* Short problem
A verbatim copy of the records is required, with all pictures left out.

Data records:
★ ★ ★

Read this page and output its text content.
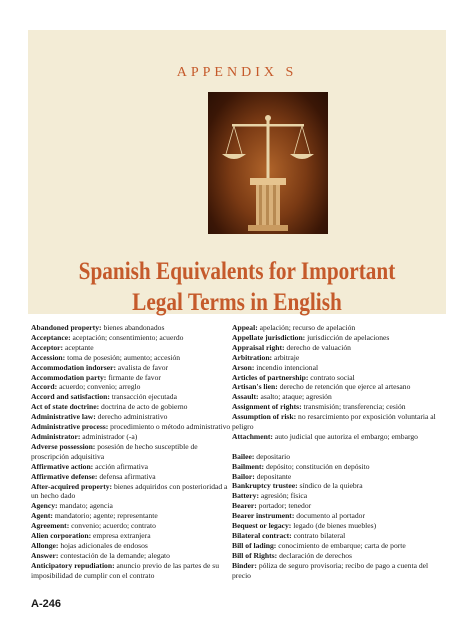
APPENDIX S
Spanish Equivalents for Important
Legal Terms in English

Abandoned property: bienes abandonados

Acceptance: aceptación; consentimiento; acuerdo

Acceptor: aceptante

Accession: toma de posesión; aumento; accesión

Accommodation indorser: avalista de favor

Accommodation party: firmante de favor

Accord: acuerdo; convenio; arreglo

Accord and satisfaction: transacción ejecutada

Act of state doctrine: doctrina de acto de gobierno

Administrative law: derecho administrativo

Administrative process: procedimiento o método administrativo

Administrator: administrador (-a)

Adverse possession: posesión de hecho susceptible de proscripción adquisitiva

Affirmative action: acción afirmativa

Affirmative defense: defensa afirmativa

After-acquired property: bienes adquiridos con posterioridad a un hecho dado

Agency: mandato; agencia

Agent: mandatorio; agente; representante

Agreement: convenio; acuerdo; contrato

Alien corporation: empresa extranjera

Allonge: hojas adicionales de endosos

Answer: contestación de la demande; alegato

Anticipatory repudiation: anuncio previo de las partes de su imposibilidad de cumplir con el contrato

Appeal: apelación; recurso de apelación

Appellate jurisdiction: jurisdicción de apelaciones

Appraisal right: derecho de valuación

Arbitration: arbitraje

Arson: incendio intencional

Articles of partnership: contrato social

Artisan's lien: derecho de retención que ejerce al artesano

Assault: asalto; ataque; agresión

Assignment of rights: transmisión; transferencia; cesión

Assumption of risk: no resarcimiento por exposición voluntaria al peligro

Attachment: auto judicial que autoriza el embargo; embargo

Bailee: depositario

Bailment: depósito; constitución en depósito

Bailor: depositante

Bankruptcy trustee: síndico de la quiebra

Battery: agresión; física

Bearer: portador; tenedor

Bearer instrument: documento al portador

Bequest or legacy: legado (de bienes muebles)

Bilateral contract: contrato bilateral

Bill of lading: conocimiento de embarque; carta de porte

Bill of Rights: declaración de derechos

Binder: póliza de seguro provisoria; recibo de pago a cuenta del precio

A-246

★ ★ ★

* Solution below
Read this page and output its text content.
APPENDIX S
Spanish Equivalents for Important
Legal Terms in English

Abandoned property: bienes abandonados

Acceptance: aceptación; consentimiento; acuerdo

Acceptor: aceptante

Accession: toma de posesión; aumento; accesión

Accommodation indorser: avalista de favor

Accommodation party: firmante de favor

Accord: acuerdo; convenio; arreglo

Accord and satisfaction: transacción ejecutada

Act of state doctrine: doctrina de acto de gobierno

Administrative law: derecho administrativo

Administrative process: procedimiento o método administrativo

Administrator: administrador (-a)

Adverse possession: posesión de hecho susceptible de proscripción adquisitiva

Affirmative action: acción afirmativa

Affirmative defense: defensa afirmativa

After-acquired property: bienes adquiridos con posterioridad a un hecho dado

Agency: mandato; agencia

Agent: mandatorio; agente; representante

Agreement: convenio; acuerdo; contrato

Alien corporation: empresa extranjera

Allonge: hojas adicionales de endosos

Answer: contestación de la demande; alegato

Anticipatory repudiation: anuncio previo de las partes de su imposibilidad de cumplir con el contrato

Appeal: apelación; recurso de apelación

Appellate jurisdiction: jurisdicción de apelaciones

Appraisal right: derecho de valuación

Arbitration: arbitraje

Arson: incendio intencional

Articles of partnership: contrato social

Artisan's lien: derecho de retención que ejerce al artesano

Assault: asalto; ataque; agresión

Assignment of rights: transmisión; transferencia; cesión

Assumption of risk: no resarcimiento por exposición voluntaria al peligro

Attachment: auto judicial que autoriza el embargo; embargo

Bailee: depositario

Bailment: depósito; constitución en depósito

Bailor: depositante

Bankruptcy trustee: síndico de la quiebra

Battery: agresión; física

Bearer: portador; tenedor

Bearer instrument: documento al portador

Bequest or legacy: legado (de bienes muebles)

Bilateral contract: contrato bilateral

Bill of lading: conocimiento de embarque; carta de porte

Bill of Rights: declaración de derechos

Binder: póliza de seguro provisoria; recibo de pago a cuenta del precio

A-246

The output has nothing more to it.